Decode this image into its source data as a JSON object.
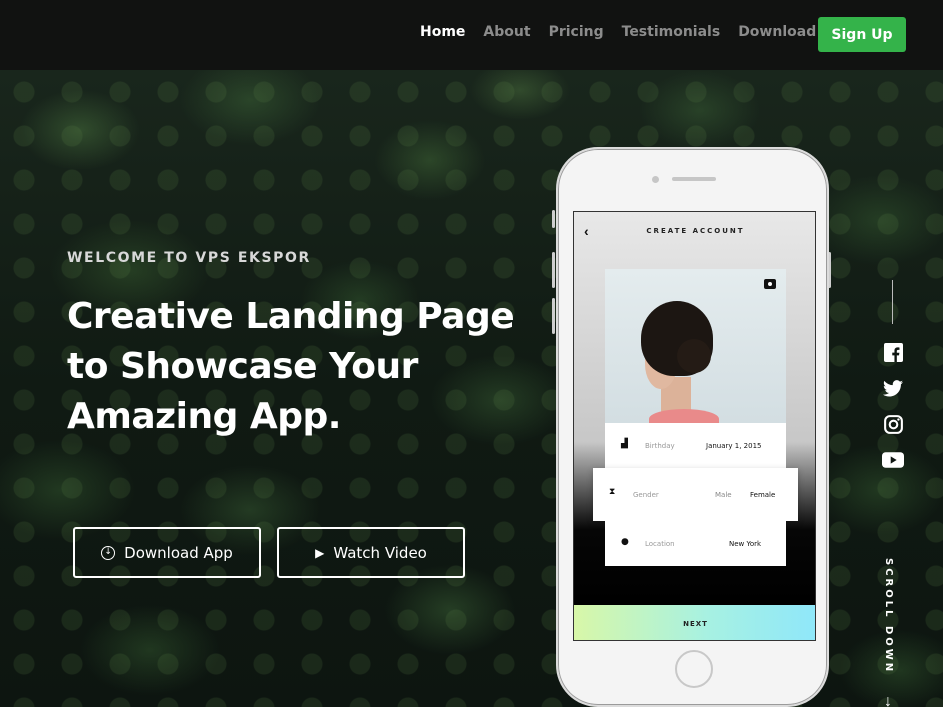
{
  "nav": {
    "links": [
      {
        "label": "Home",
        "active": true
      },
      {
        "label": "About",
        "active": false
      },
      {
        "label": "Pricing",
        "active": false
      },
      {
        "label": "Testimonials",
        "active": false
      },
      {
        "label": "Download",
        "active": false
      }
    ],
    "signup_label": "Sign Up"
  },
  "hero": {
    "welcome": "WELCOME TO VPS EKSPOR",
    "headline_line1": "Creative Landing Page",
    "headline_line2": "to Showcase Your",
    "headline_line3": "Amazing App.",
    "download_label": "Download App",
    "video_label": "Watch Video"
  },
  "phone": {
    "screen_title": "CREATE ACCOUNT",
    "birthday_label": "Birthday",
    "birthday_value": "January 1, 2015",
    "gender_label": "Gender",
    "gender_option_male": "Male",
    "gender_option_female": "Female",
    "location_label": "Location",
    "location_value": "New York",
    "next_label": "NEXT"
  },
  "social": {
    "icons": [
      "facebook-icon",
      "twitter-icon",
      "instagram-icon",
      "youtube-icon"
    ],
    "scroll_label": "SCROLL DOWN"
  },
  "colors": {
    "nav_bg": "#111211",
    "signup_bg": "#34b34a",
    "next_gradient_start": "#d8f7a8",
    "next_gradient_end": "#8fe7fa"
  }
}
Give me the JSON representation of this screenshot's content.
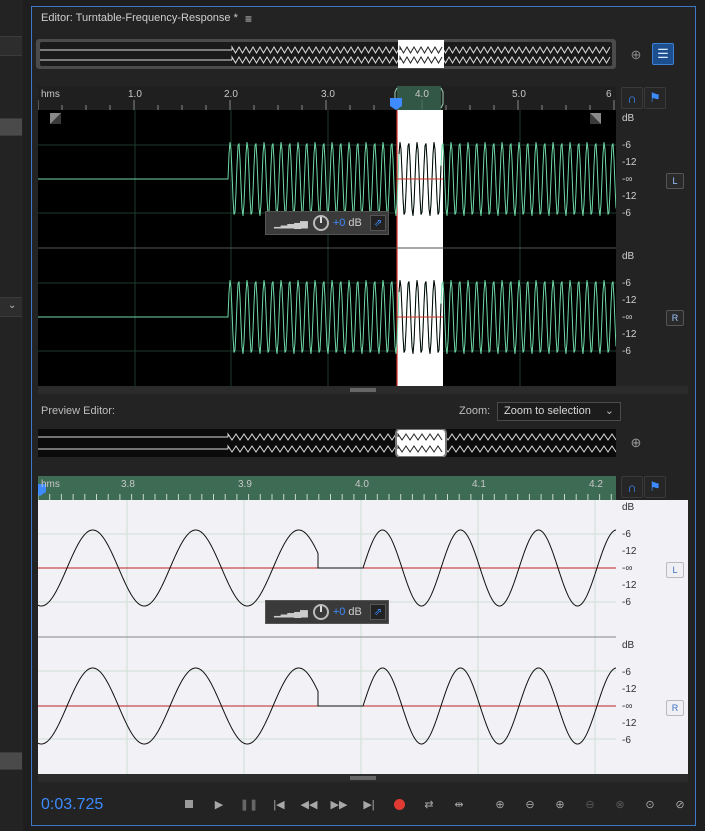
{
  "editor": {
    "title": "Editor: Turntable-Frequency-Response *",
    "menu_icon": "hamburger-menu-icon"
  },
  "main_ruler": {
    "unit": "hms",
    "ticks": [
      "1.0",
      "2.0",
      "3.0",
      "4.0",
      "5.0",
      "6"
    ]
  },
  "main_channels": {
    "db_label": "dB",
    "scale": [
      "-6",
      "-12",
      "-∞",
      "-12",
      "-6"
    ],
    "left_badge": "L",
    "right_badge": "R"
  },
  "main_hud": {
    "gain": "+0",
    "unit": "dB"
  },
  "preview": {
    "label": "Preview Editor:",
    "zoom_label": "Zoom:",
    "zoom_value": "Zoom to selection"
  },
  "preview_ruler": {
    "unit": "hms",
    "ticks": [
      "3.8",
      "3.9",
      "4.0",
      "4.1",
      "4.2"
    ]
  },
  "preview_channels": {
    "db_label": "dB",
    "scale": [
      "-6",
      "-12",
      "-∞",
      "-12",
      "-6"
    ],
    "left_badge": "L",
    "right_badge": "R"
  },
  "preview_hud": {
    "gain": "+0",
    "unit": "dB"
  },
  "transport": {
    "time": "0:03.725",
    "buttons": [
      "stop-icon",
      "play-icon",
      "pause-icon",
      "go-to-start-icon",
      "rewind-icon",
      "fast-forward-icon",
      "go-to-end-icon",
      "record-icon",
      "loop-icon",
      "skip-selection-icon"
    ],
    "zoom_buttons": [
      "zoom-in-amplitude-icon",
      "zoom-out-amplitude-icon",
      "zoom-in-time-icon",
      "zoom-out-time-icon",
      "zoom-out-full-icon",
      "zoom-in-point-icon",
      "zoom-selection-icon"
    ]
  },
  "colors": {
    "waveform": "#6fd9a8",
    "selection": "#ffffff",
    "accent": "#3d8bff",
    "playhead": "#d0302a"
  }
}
※
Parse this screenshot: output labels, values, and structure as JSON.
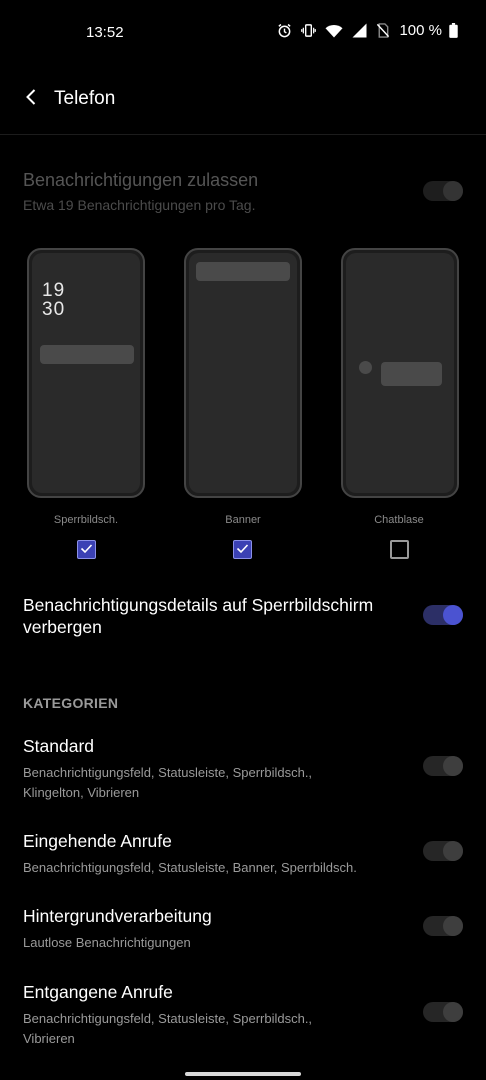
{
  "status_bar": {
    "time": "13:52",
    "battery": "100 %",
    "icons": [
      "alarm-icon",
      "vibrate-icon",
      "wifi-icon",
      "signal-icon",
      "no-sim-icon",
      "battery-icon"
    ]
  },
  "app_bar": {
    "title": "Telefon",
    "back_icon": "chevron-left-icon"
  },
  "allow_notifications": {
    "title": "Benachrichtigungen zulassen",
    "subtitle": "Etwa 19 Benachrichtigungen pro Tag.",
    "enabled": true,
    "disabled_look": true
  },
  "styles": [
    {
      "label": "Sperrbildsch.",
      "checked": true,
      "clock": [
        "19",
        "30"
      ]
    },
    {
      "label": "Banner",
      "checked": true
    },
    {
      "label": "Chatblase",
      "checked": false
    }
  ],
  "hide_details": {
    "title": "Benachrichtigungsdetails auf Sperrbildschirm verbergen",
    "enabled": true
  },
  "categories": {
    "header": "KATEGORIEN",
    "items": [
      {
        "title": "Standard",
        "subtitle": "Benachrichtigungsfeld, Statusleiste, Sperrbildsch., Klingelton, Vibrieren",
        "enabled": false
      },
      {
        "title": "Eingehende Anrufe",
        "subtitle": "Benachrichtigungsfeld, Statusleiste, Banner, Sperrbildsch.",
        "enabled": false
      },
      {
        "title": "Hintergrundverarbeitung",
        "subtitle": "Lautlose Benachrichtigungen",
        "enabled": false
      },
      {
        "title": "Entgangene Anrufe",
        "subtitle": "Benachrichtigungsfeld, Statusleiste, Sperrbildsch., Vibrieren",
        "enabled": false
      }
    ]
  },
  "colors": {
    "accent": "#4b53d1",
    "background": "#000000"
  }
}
※
Description of the task: Report the number of lines in the listing where the string "Banner" appears, and nothing besides.

Response to this exercise: 2